:: MATERIAL PROVIDED ::

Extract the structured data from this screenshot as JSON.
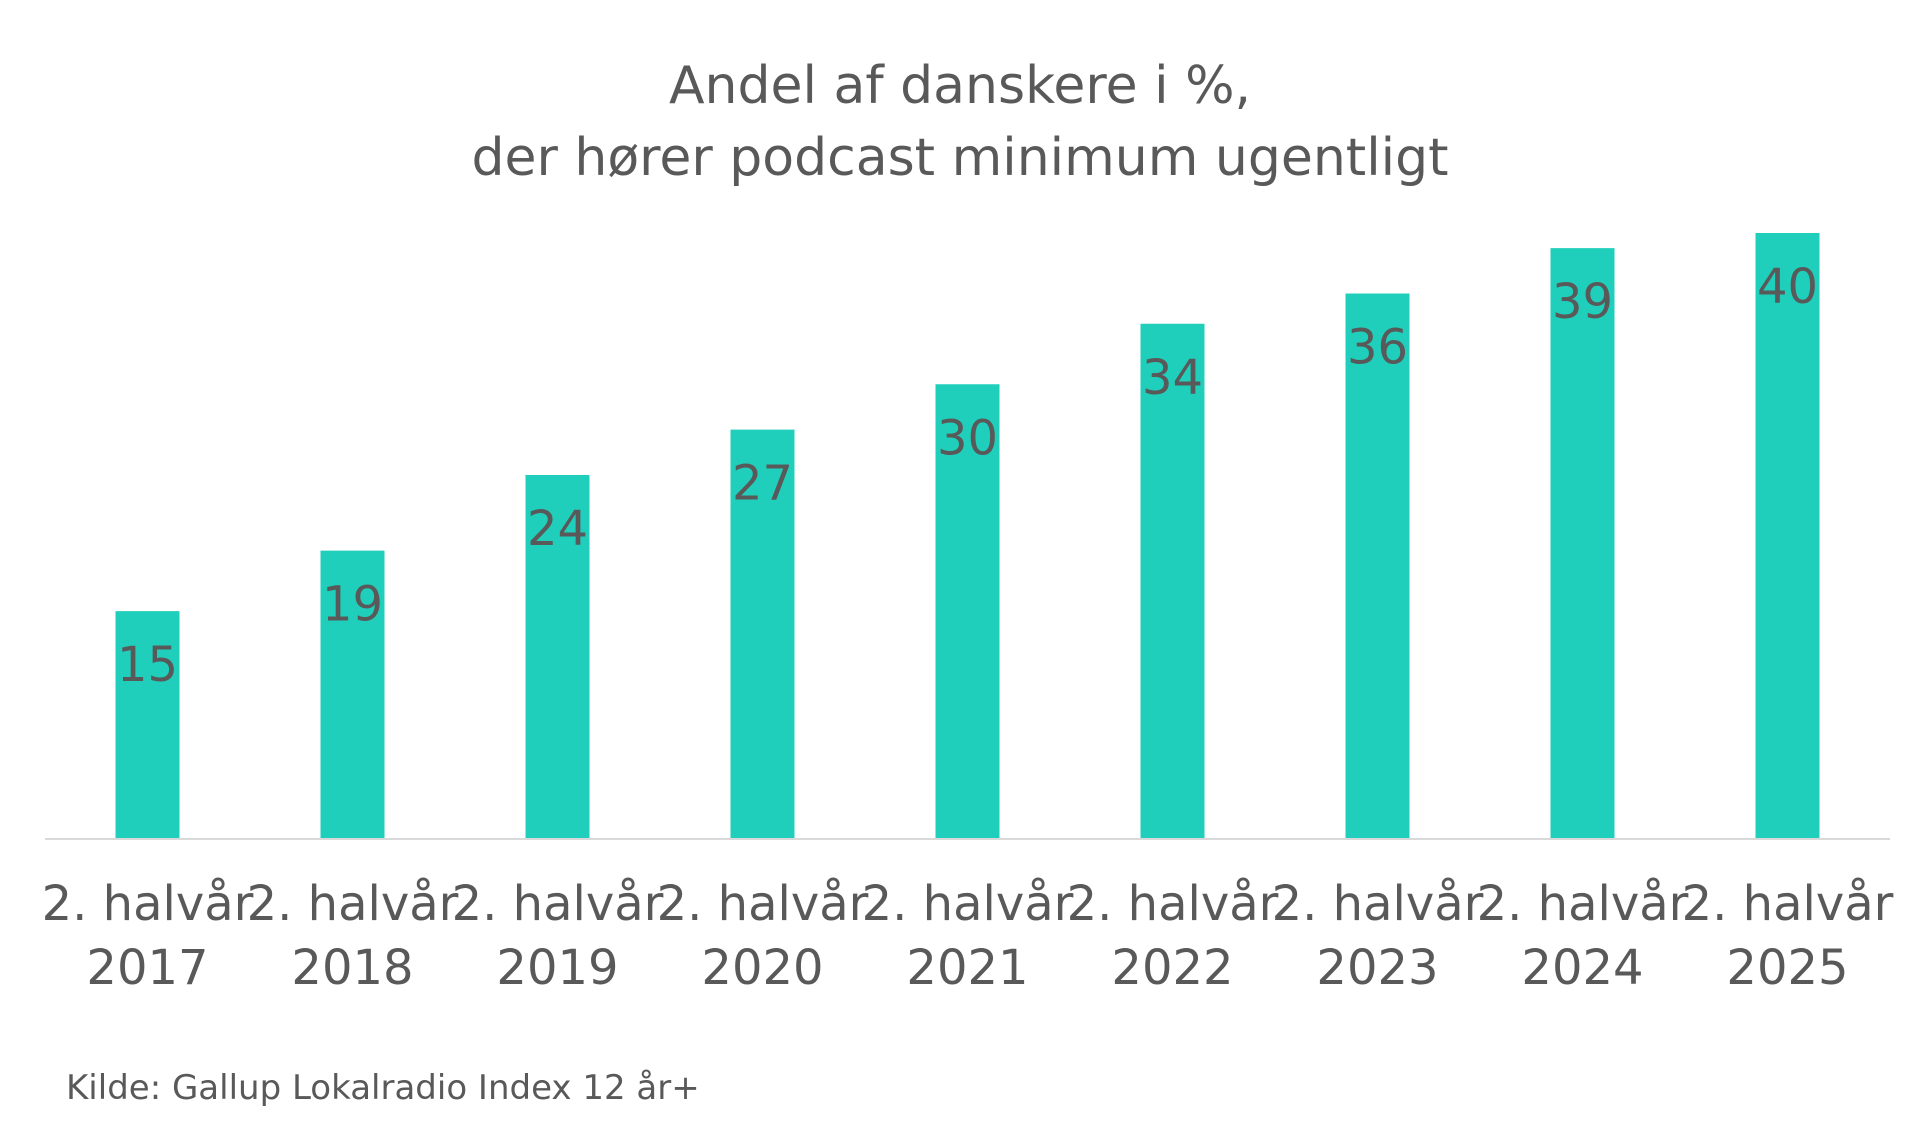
{
  "chart_data": {
    "type": "bar",
    "title_lines": [
      "Andel af danskere i %,",
      "der hører podcast minimum ugentligt"
    ],
    "categories": [
      [
        "2. halvår",
        "2017"
      ],
      [
        "2. halvår",
        "2018"
      ],
      [
        "2. halvår",
        "2019"
      ],
      [
        "2. halvår",
        "2020"
      ],
      [
        "2. halvår",
        "2021"
      ],
      [
        "2. halvår",
        "2022"
      ],
      [
        "2. halvår",
        "2023"
      ],
      [
        "2. halvår",
        "2024"
      ],
      [
        "2. halvår",
        "2025"
      ]
    ],
    "values": [
      15,
      19,
      24,
      27,
      30,
      34,
      36,
      39,
      40
    ],
    "ylim": [
      0,
      40
    ],
    "grid": false,
    "legend": "none",
    "bar_color": "#20CFBB",
    "axis_color": "#D9D9D9",
    "text_color": "#595959"
  },
  "source": "Kilde: Gallup Lokalradio Index 12 år+"
}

:::

> AIM:
Transcribe the records above exactly, omitting every picture they contain.

> RESULT:
Extract the structured data from this screenshot as JSON.
{
  "chart_data": {
    "type": "bar",
    "title_lines": [
      "Andel af danskere i %,",
      "der hører podcast minimum ugentligt"
    ],
    "categories": [
      [
        "2. halvår",
        "2017"
      ],
      [
        "2. halvår",
        "2018"
      ],
      [
        "2. halvår",
        "2019"
      ],
      [
        "2. halvår",
        "2020"
      ],
      [
        "2. halvår",
        "2021"
      ],
      [
        "2. halvår",
        "2022"
      ],
      [
        "2. halvår",
        "2023"
      ],
      [
        "2. halvår",
        "2024"
      ],
      [
        "2. halvår",
        "2025"
      ]
    ],
    "values": [
      15,
      19,
      24,
      27,
      30,
      34,
      36,
      39,
      40
    ],
    "ylim": [
      0,
      40
    ],
    "grid": false,
    "legend": "none",
    "bar_color": "#20CFBB",
    "axis_color": "#D9D9D9",
    "text_color": "#595959"
  },
  "source": "Kilde: Gallup Lokalradio Index 12 år+"
}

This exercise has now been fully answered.